*Given exercise*
Write out the records again, exactly, leaving none out.

*Data shown*
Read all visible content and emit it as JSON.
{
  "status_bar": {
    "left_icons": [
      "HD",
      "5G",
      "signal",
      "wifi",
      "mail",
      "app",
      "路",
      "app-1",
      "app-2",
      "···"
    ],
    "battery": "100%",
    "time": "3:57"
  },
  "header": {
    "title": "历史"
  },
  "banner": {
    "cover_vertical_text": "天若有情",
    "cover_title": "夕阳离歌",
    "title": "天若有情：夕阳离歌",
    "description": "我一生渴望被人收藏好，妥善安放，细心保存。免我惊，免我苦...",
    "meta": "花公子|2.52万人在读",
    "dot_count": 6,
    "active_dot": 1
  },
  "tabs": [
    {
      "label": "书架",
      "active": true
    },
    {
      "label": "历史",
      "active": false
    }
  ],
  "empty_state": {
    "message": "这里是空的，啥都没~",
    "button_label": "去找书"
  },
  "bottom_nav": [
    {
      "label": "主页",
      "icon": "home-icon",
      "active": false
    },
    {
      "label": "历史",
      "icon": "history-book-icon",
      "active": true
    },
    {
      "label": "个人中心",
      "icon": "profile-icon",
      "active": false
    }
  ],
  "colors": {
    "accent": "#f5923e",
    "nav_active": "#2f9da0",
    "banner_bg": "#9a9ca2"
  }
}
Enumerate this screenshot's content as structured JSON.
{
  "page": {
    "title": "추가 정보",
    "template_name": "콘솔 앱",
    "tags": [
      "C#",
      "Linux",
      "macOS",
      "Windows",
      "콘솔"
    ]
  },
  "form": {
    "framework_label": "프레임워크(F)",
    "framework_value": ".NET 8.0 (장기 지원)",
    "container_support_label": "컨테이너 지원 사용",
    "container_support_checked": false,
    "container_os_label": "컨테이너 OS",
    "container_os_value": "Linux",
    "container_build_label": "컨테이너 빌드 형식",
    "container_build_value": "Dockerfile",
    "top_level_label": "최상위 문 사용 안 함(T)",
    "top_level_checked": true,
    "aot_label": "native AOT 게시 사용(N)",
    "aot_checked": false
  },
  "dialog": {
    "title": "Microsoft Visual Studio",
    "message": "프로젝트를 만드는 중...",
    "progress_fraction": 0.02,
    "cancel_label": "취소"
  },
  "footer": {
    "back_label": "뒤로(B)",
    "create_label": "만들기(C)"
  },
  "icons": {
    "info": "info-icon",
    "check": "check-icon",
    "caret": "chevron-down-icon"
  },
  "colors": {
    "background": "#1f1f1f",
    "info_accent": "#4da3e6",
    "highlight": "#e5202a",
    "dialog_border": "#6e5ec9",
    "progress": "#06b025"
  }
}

*The solution*
Read all visible content and emit it as JSON.
{
  "status_bar": {
    "left_icons": [
      "HD",
      "5G",
      "signal",
      "wifi",
      "mail",
      "app",
      "路",
      "app-1",
      "app-2",
      "···"
    ],
    "battery": "100%",
    "time": "3:57"
  },
  "header": {
    "title": "历史"
  },
  "banner": {
    "cover_vertical_text": "天若有情",
    "cover_title": "夕阳离歌",
    "title": "天若有情：夕阳离歌",
    "description": "我一生渴望被人收藏好，妥善安放，细心保存。免我惊，免我苦...",
    "meta": "花公子|2.52万人在读",
    "dot_count": 6,
    "active_dot": 1
  },
  "tabs": [
    {
      "label": "书架",
      "active": true
    },
    {
      "label": "历史",
      "active": false
    }
  ],
  "empty_state": {
    "message": "这里是空的，啥都没~",
    "button_label": "去找书"
  },
  "bottom_nav": [
    {
      "label": "主页",
      "icon": "home-icon",
      "active": false
    },
    {
      "label": "历史",
      "icon": "history-book-icon",
      "active": true
    },
    {
      "label": "个人中心",
      "icon": "profile-icon",
      "active": false
    }
  ],
  "colors": {
    "accent": "#f5923e",
    "nav_active": "#2f9da0",
    "banner_bg": "#9a9ca2"
  }
}
Enumerate this screenshot's content as structured JSON.
{
  "page": {
    "title": "추가 정보",
    "template_name": "콘솔 앱",
    "tags": [
      "C#",
      "Linux",
      "macOS",
      "Windows",
      "콘솔"
    ]
  },
  "form": {
    "framework_label": "프레임워크(F)",
    "framework_value": ".NET 8.0 (장기 지원)",
    "container_support_label": "컨테이너 지원 사용",
    "container_support_checked": false,
    "container_os_label": "컨테이너 OS",
    "container_os_value": "Linux",
    "container_build_label": "컨테이너 빌드 형식",
    "container_build_value": "Dockerfile",
    "top_level_label": "최상위 문 사용 안 함(T)",
    "top_level_checked": true,
    "aot_label": "native AOT 게시 사용(N)",
    "aot_checked": false
  },
  "dialog": {
    "title": "Microsoft Visual Studio",
    "message": "프로젝트를 만드는 중...",
    "progress_fraction": 0.02,
    "cancel_label": "취소"
  },
  "footer": {
    "back_label": "뒤로(B)",
    "create_label": "만들기(C)"
  },
  "icons": {
    "info": "info-icon",
    "check": "check-icon",
    "caret": "chevron-down-icon"
  },
  "colors": {
    "background": "#1f1f1f",
    "info_accent": "#4da3e6",
    "highlight": "#e5202a",
    "dialog_border": "#6e5ec9",
    "progress": "#06b025"
  }
}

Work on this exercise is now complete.